• Task statement
In the owl shift log, which two WHA hot towers cause the WHA Global Alarm and HW Summary to be yellow?
----- Selected extract -----
2004 CDF E-Log -- Owl shift. Mon Mar 8, 2004
SciCo DAQ Ace Monitoring Ace CO (Operations Manager)
Rick Field Susana Cabrera Tom Schwarz Andrei Loginov Mary Convery


Start of Shift Notes:  

Continuing Store 3277.  Taking good data.

Mon Mar 8 00:22:06
at 12:08 SCPU_TRACER_EVENT_ID Error: 
Hardware EVB detected again a problem with data quality in  
SCPU b0eb16 (forwarded by FER crate COT_17).  
 
 - Susana.
-- Mon Mar 8 02:48:36 comment by...Susana. --  
This problem presists every 10 minutes approximately.

Mon Mar 8 00:22:40
TOF PC frozen, two trigger inhibits: IFIX:TOF HV
 - Susana.
Mon Mar 8 00:22:56
SMACS frozen on TOF PC.  Restarted PC.  All should be fine.
 - Tom
Mon Mar 8 00:40:49 WHA has two hot towers Phi-3eta-8-R and Phi-10-eta-6-L. This causes the WHA Global Alarm and HW Summary to be yellow. This is a know problem since it appears in the day E-log (3-7-04). We are continuing to run with it yellow (as they did earlier). - Rick Field :: (run 179726)
Mon Mar 8 01:00:16
 - (hourlies) Tom
Mon Mar 8 01:26:19
PHA Tower Plots(YMon #16 PHA) cold tower in the PHA: phi=18, eta=21
 - Andrei
Mon Mar 8 01:34:21
WHA Tower Plots(YMon#11 WHA): 2 "new" hot towers compared to reference plots: (eta=-6,phi=23), (eta=-7, phi=13) see previous shift for other plots of WHA(they are the same as those we have now)
 - Andrei
-- Mon Mar 8 07:46:40 comment by...Larry Nodulman --  This actually looks pretty good - average ph is not a good monitor with low statistics.
Mon Mar 8 01:43:45
CPR Wire Plots(YMon #113 CPR) look hotter than the reference plots.
 - Andrei
-- Mon Mar 8 07:48:13 comment by...Larry Nodulman --  Reference plot is probably for lower luminosity, CPR counting grows.
Mon Mar 8 01:55:25
XMon: the hottest trigger: 

 L3 80 EXO_TWO_TRACK_L1_SEVEN_TRK2_v2 7.53  

average x-sec:22.28 
expected x-sec:8.88±1.78
 - Andrei :: (run 179726)
-- Mon Mar 8 07:05:36 comment by...Andrei --  
now it is
9.42 (standard deviations from the expected x-sec)
comparing to
7.53 before...

Mon Mar 8 02:02:55
 - (hourlies) Tom
-- Mon Mar 8 02:03:43 comment by...Tom --  sub 3 minute hourly plotting. A new record for me.
----- Dataset section -----
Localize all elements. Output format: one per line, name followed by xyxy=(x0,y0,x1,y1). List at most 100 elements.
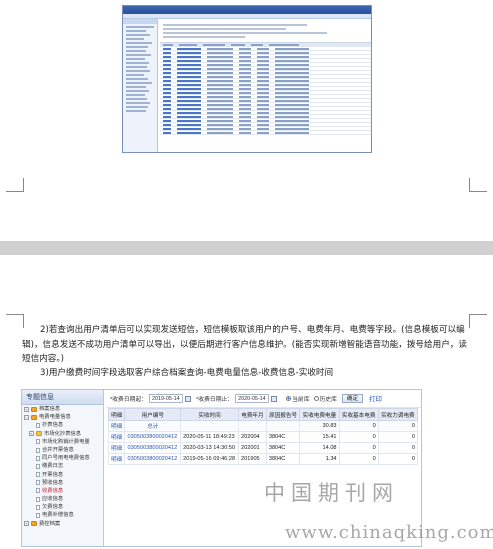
-----
• Response below
Phi-3eta-8-R and Phi-10-eta-6-L.